ROWS:
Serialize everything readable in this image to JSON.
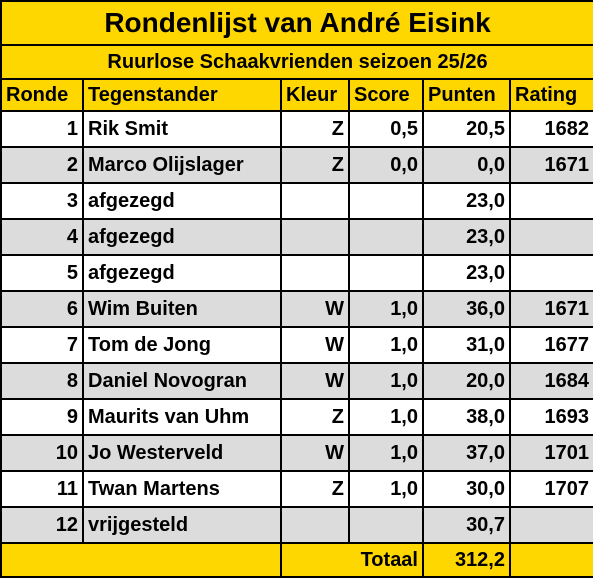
{
  "title": "Rondenlijst van André Eisink",
  "subtitle": "Ruurlose Schaakvrienden seizoen 25/26",
  "headers": {
    "ronde": "Ronde",
    "tegenstander": "Tegenstander",
    "kleur": "Kleur",
    "score": "Score",
    "punten": "Punten",
    "rating": "Rating"
  },
  "rows": [
    {
      "ronde": "1",
      "tegenstander": "Rik Smit",
      "kleur": "Z",
      "score": "0,5",
      "punten": "20,5",
      "rating": "1682"
    },
    {
      "ronde": "2",
      "tegenstander": "Marco Olijslager",
      "kleur": "Z",
      "score": "0,0",
      "punten": "0,0",
      "rating": "1671"
    },
    {
      "ronde": "3",
      "tegenstander": "afgezegd",
      "kleur": "",
      "score": "",
      "punten": "23,0",
      "rating": ""
    },
    {
      "ronde": "4",
      "tegenstander": "afgezegd",
      "kleur": "",
      "score": "",
      "punten": "23,0",
      "rating": ""
    },
    {
      "ronde": "5",
      "tegenstander": "afgezegd",
      "kleur": "",
      "score": "",
      "punten": "23,0",
      "rating": ""
    },
    {
      "ronde": "6",
      "tegenstander": "Wim Buiten",
      "kleur": "W",
      "score": "1,0",
      "punten": "36,0",
      "rating": "1671"
    },
    {
      "ronde": "7",
      "tegenstander": "Tom de Jong",
      "kleur": "W",
      "score": "1,0",
      "punten": "31,0",
      "rating": "1677"
    },
    {
      "ronde": "8",
      "tegenstander": "Daniel Novogran",
      "kleur": "W",
      "score": "1,0",
      "punten": "20,0",
      "rating": "1684"
    },
    {
      "ronde": "9",
      "tegenstander": "Maurits van Uhm",
      "kleur": "Z",
      "score": "1,0",
      "punten": "38,0",
      "rating": "1693"
    },
    {
      "ronde": "10",
      "tegenstander": "Jo Westerveld",
      "kleur": "W",
      "score": "1,0",
      "punten": "37,0",
      "rating": "1701"
    },
    {
      "ronde": "11",
      "tegenstander": "Twan Martens",
      "kleur": "Z",
      "score": "1,0",
      "punten": "30,0",
      "rating": "1707"
    },
    {
      "ronde": "12",
      "tegenstander": "vrijgesteld",
      "kleur": "",
      "score": "",
      "punten": "30,7",
      "rating": ""
    }
  ],
  "total": {
    "label": "Totaal",
    "value": "312,2"
  },
  "colors": {
    "header_bg": "#ffd700",
    "alt_row_bg": "#dcdcdc",
    "row_bg": "#ffffff",
    "border": "#000000"
  }
}
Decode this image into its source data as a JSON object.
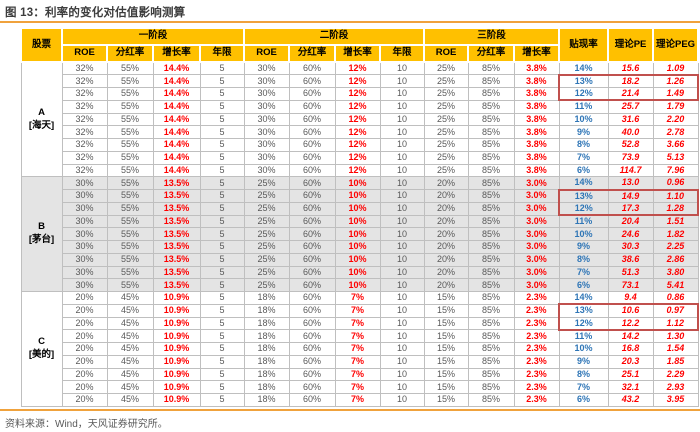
{
  "title": "图 13：利率的变化对估值影响测算",
  "footer": {
    "source": "资料来源：Wind，天风证券研究所。"
  },
  "colors": {
    "header_bg": "#FFC000",
    "accent_line": "#F0A23C",
    "growth_red": "#FF0000",
    "discount_blue": "#2E75B6",
    "body_gray": "#595959",
    "shaded_row": "#E4E4E4",
    "highlight_box": "#C0504D"
  },
  "table": {
    "header": {
      "stock": "股票",
      "stage_groups": [
        {
          "label": "一阶段",
          "cols": [
            "ROE",
            "分红率",
            "增长率",
            "年限"
          ]
        },
        {
          "label": "二阶段",
          "cols": [
            "ROE",
            "分红率",
            "增长率",
            "年限"
          ]
        },
        {
          "label": "三阶段",
          "cols": [
            "ROE",
            "分红率",
            "增长率"
          ]
        }
      ],
      "discount": "贴现率",
      "pe": "理论PE",
      "peg": "理论PEG"
    },
    "groups": [
      {
        "code": "A",
        "name": "[海天]",
        "shaded": false,
        "stage1": {
          "roe": "32%",
          "payout": "55%",
          "growth": "14.4%",
          "years": "5"
        },
        "stage2": {
          "roe": "30%",
          "payout": "60%",
          "growth": "12%",
          "years": "10"
        },
        "stage3": {
          "roe": "25%",
          "payout": "85%",
          "growth": "3.8%"
        },
        "rows": [
          {
            "discount": "14%",
            "pe": "15.6",
            "peg": "1.09",
            "box": ""
          },
          {
            "discount": "13%",
            "pe": "18.2",
            "peg": "1.26",
            "box": "start"
          },
          {
            "discount": "12%",
            "pe": "21.4",
            "peg": "1.49",
            "box": "end"
          },
          {
            "discount": "11%",
            "pe": "25.7",
            "peg": "1.79",
            "box": ""
          },
          {
            "discount": "10%",
            "pe": "31.6",
            "peg": "2.20",
            "box": ""
          },
          {
            "discount": "9%",
            "pe": "40.0",
            "peg": "2.78",
            "box": ""
          },
          {
            "discount": "8%",
            "pe": "52.8",
            "peg": "3.66",
            "box": ""
          },
          {
            "discount": "7%",
            "pe": "73.9",
            "peg": "5.13",
            "box": ""
          },
          {
            "discount": "6%",
            "pe": "114.7",
            "peg": "7.96",
            "box": ""
          }
        ]
      },
      {
        "code": "B",
        "name": "[茅台]",
        "shaded": true,
        "stage1": {
          "roe": "30%",
          "payout": "55%",
          "growth": "13.5%",
          "years": "5"
        },
        "stage2": {
          "roe": "25%",
          "payout": "60%",
          "growth": "10%",
          "years": "10"
        },
        "stage3": {
          "roe": "20%",
          "payout": "85%",
          "growth": "3.0%"
        },
        "rows": [
          {
            "discount": "14%",
            "pe": "13.0",
            "peg": "0.96",
            "box": ""
          },
          {
            "discount": "13%",
            "pe": "14.9",
            "peg": "1.10",
            "box": "start"
          },
          {
            "discount": "12%",
            "pe": "17.3",
            "peg": "1.28",
            "box": "end"
          },
          {
            "discount": "11%",
            "pe": "20.4",
            "peg": "1.51",
            "box": ""
          },
          {
            "discount": "10%",
            "pe": "24.6",
            "peg": "1.82",
            "box": ""
          },
          {
            "discount": "9%",
            "pe": "30.3",
            "peg": "2.25",
            "box": ""
          },
          {
            "discount": "8%",
            "pe": "38.6",
            "peg": "2.86",
            "box": ""
          },
          {
            "discount": "7%",
            "pe": "51.3",
            "peg": "3.80",
            "box": ""
          },
          {
            "discount": "6%",
            "pe": "73.1",
            "peg": "5.41",
            "box": ""
          }
        ]
      },
      {
        "code": "C",
        "name": "[美的]",
        "shaded": false,
        "stage1": {
          "roe": "20%",
          "payout": "45%",
          "growth": "10.9%",
          "years": "5"
        },
        "stage2": {
          "roe": "18%",
          "payout": "60%",
          "growth": "7%",
          "years": "10"
        },
        "stage3": {
          "roe": "15%",
          "payout": "85%",
          "growth": "2.3%"
        },
        "rows": [
          {
            "discount": "14%",
            "pe": "9.4",
            "peg": "0.86",
            "box": ""
          },
          {
            "discount": "13%",
            "pe": "10.6",
            "peg": "0.97",
            "box": "start"
          },
          {
            "discount": "12%",
            "pe": "12.2",
            "peg": "1.12",
            "box": "end"
          },
          {
            "discount": "11%",
            "pe": "14.2",
            "peg": "1.30",
            "box": ""
          },
          {
            "discount": "10%",
            "pe": "16.8",
            "peg": "1.54",
            "box": ""
          },
          {
            "discount": "9%",
            "pe": "20.3",
            "peg": "1.85",
            "box": ""
          },
          {
            "discount": "8%",
            "pe": "25.1",
            "peg": "2.29",
            "box": ""
          },
          {
            "discount": "7%",
            "pe": "32.1",
            "peg": "2.93",
            "box": ""
          },
          {
            "discount": "6%",
            "pe": "43.2",
            "peg": "3.95",
            "box": ""
          }
        ]
      }
    ]
  }
}
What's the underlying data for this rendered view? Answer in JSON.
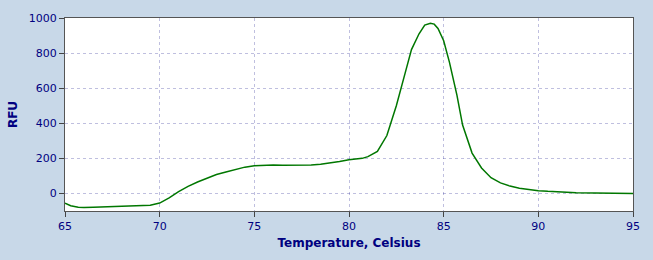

THE REQUEST: The pictures in the entries should be left out; output everything else exactly.

RESULT OF THE TASK:
Serialize everything readable in this image to JSON.
{
  "title": "Rondenlijst van André Eisink",
  "subtitle": "Ruurlose Schaakvrienden seizoen 25/26",
  "headers": {
    "ronde": "Ronde",
    "tegenstander": "Tegenstander",
    "kleur": "Kleur",
    "score": "Score",
    "punten": "Punten",
    "rating": "Rating"
  },
  "rows": [
    {
      "ronde": "1",
      "tegenstander": "Rik Smit",
      "kleur": "Z",
      "score": "0,5",
      "punten": "20,5",
      "rating": "1682"
    },
    {
      "ronde": "2",
      "tegenstander": "Marco Olijslager",
      "kleur": "Z",
      "score": "0,0",
      "punten": "0,0",
      "rating": "1671"
    },
    {
      "ronde": "3",
      "tegenstander": "afgezegd",
      "kleur": "",
      "score": "",
      "punten": "23,0",
      "rating": ""
    },
    {
      "ronde": "4",
      "tegenstander": "afgezegd",
      "kleur": "",
      "score": "",
      "punten": "23,0",
      "rating": ""
    },
    {
      "ronde": "5",
      "tegenstander": "afgezegd",
      "kleur": "",
      "score": "",
      "punten": "23,0",
      "rating": ""
    },
    {
      "ronde": "6",
      "tegenstander": "Wim Buiten",
      "kleur": "W",
      "score": "1,0",
      "punten": "36,0",
      "rating": "1671"
    },
    {
      "ronde": "7",
      "tegenstander": "Tom de Jong",
      "kleur": "W",
      "score": "1,0",
      "punten": "31,0",
      "rating": "1677"
    },
    {
      "ronde": "8",
      "tegenstander": "Daniel Novogran",
      "kleur": "W",
      "score": "1,0",
      "punten": "20,0",
      "rating": "1684"
    },
    {
      "ronde": "9",
      "tegenstander": "Maurits van Uhm",
      "kleur": "Z",
      "score": "1,0",
      "punten": "38,0",
      "rating": "1693"
    },
    {
      "ronde": "10",
      "tegenstander": "Jo Westerveld",
      "kleur": "W",
      "score": "1,0",
      "punten": "37,0",
      "rating": "1701"
    },
    {
      "ronde": "11",
      "tegenstander": "Twan Martens",
      "kleur": "Z",
      "score": "1,0",
      "punten": "30,0",
      "rating": "1707"
    },
    {
      "ronde": "12",
      "tegenstander": "vrijgesteld",
      "kleur": "",
      "score": "",
      "punten": "30,7",
      "rating": ""
    }
  ],
  "total": {
    "label": "Totaal",
    "value": "312,2"
  },
  "colors": {
    "header_bg": "#ffd700",
    "alt_row_bg": "#dcdcdc",
    "row_bg": "#ffffff",
    "border": "#000000"
  }
}
Decode this image into its source data as a JSON object.
{
  "title": "图 13：利率的变化对估值影响测算",
  "footer": {
    "source": "资料来源：Wind，天风证券研究所。"
  },
  "colors": {
    "header_bg": "#FFC000",
    "accent_line": "#F0A23C",
    "growth_red": "#FF0000",
    "discount_blue": "#2E75B6",
    "body_gray": "#595959",
    "shaded_row": "#E4E4E4",
    "highlight_box": "#C0504D"
  },
  "table": {
    "header": {
      "stock": "股票",
      "stage_groups": [
        {
          "label": "一阶段",
          "cols": [
            "ROE",
            "分红率",
            "增长率",
            "年限"
          ]
        },
        {
          "label": "二阶段",
          "cols": [
            "ROE",
            "分红率",
            "增长率",
            "年限"
          ]
        },
        {
          "label": "三阶段",
          "cols": [
            "ROE",
            "分红率",
            "增长率"
          ]
        }
      ],
      "discount": "贴现率",
      "pe": "理论PE",
      "peg": "理论PEG"
    },
    "groups": [
      {
        "code": "A",
        "name": "[海天]",
        "shaded": false,
        "stage1": {
          "roe": "32%",
          "payout": "55%",
          "growth": "14.4%",
          "years": "5"
        },
        "stage2": {
          "roe": "30%",
          "payout": "60%",
          "growth": "12%",
          "years": "10"
        },
        "stage3": {
          "roe": "25%",
          "payout": "85%",
          "growth": "3.8%"
        },
        "rows": [
          {
            "discount": "14%",
            "pe": "15.6",
            "peg": "1.09",
            "box": ""
          },
          {
            "discount": "13%",
            "pe": "18.2",
            "peg": "1.26",
            "box": "start"
          },
          {
            "discount": "12%",
            "pe": "21.4",
            "peg": "1.49",
            "box": "end"
          },
          {
            "discount": "11%",
            "pe": "25.7",
            "peg": "1.79",
            "box": ""
          },
          {
            "discount": "10%",
            "pe": "31.6",
            "peg": "2.20",
            "box": ""
          },
          {
            "discount": "9%",
            "pe": "40.0",
            "peg": "2.78",
            "box": ""
          },
          {
            "discount": "8%",
            "pe": "52.8",
            "peg": "3.66",
            "box": ""
          },
          {
            "discount": "7%",
            "pe": "73.9",
            "peg": "5.13",
            "box": ""
          },
          {
            "discount": "6%",
            "pe": "114.7",
            "peg": "7.96",
            "box": ""
          }
        ]
      },
      {
        "code": "B",
        "name": "[茅台]",
        "shaded": true,
        "stage1": {
          "roe": "30%",
          "payout": "55%",
          "growth": "13.5%",
          "years": "5"
        },
        "stage2": {
          "roe": "25%",
          "payout": "60%",
          "growth": "10%",
          "years": "10"
        },
        "stage3": {
          "roe": "20%",
          "payout": "85%",
          "growth": "3.0%"
        },
        "rows": [
          {
            "discount": "14%",
            "pe": "13.0",
            "peg": "0.96",
            "box": ""
          },
          {
            "discount": "13%",
            "pe": "14.9",
            "peg": "1.10",
            "box": "start"
          },
          {
            "discount": "12%",
            "pe": "17.3",
            "peg": "1.28",
            "box": "end"
          },
          {
            "discount": "11%",
            "pe": "20.4",
            "peg": "1.51",
            "box": ""
          },
          {
            "discount": "10%",
            "pe": "24.6",
            "peg": "1.82",
            "box": ""
          },
          {
            "discount": "9%",
            "pe": "30.3",
            "peg": "2.25",
            "box": ""
          },
          {
            "discount": "8%",
            "pe": "38.6",
            "peg": "2.86",
            "box": ""
          },
          {
            "discount": "7%",
            "pe": "51.3",
            "peg": "3.80",
            "box": ""
          },
          {
            "discount": "6%",
            "pe": "73.1",
            "peg": "5.41",
            "box": ""
          }
        ]
      },
      {
        "code": "C",
        "name": "[美的]",
        "shaded": false,
        "stage1": {
          "roe": "20%",
          "payout": "45%",
          "growth": "10.9%",
          "years": "5"
        },
        "stage2": {
          "roe": "18%",
          "payout": "60%",
          "growth": "7%",
          "years": "10"
        },
        "stage3": {
          "roe": "15%",
          "payout": "85%",
          "growth": "2.3%"
        },
        "rows": [
          {
            "discount": "14%",
            "pe": "9.4",
            "peg": "0.86",
            "box": ""
          },
          {
            "discount": "13%",
            "pe": "10.6",
            "peg": "0.97",
            "box": "start"
          },
          {
            "discount": "12%",
            "pe": "12.2",
            "peg": "1.12",
            "box": "end"
          },
          {
            "discount": "11%",
            "pe": "14.2",
            "peg": "1.30",
            "box": ""
          },
          {
            "discount": "10%",
            "pe": "16.8",
            "peg": "1.54",
            "box": ""
          },
          {
            "discount": "9%",
            "pe": "20.3",
            "peg": "1.85",
            "box": ""
          },
          {
            "discount": "8%",
            "pe": "25.1",
            "peg": "2.29",
            "box": ""
          },
          {
            "discount": "7%",
            "pe": "32.1",
            "peg": "2.93",
            "box": ""
          },
          {
            "discount": "6%",
            "pe": "43.2",
            "peg": "3.95",
            "box": ""
          }
        ]
      }
    ]
  }
}
What's the underlying data for this rendered view? Answer in JSON.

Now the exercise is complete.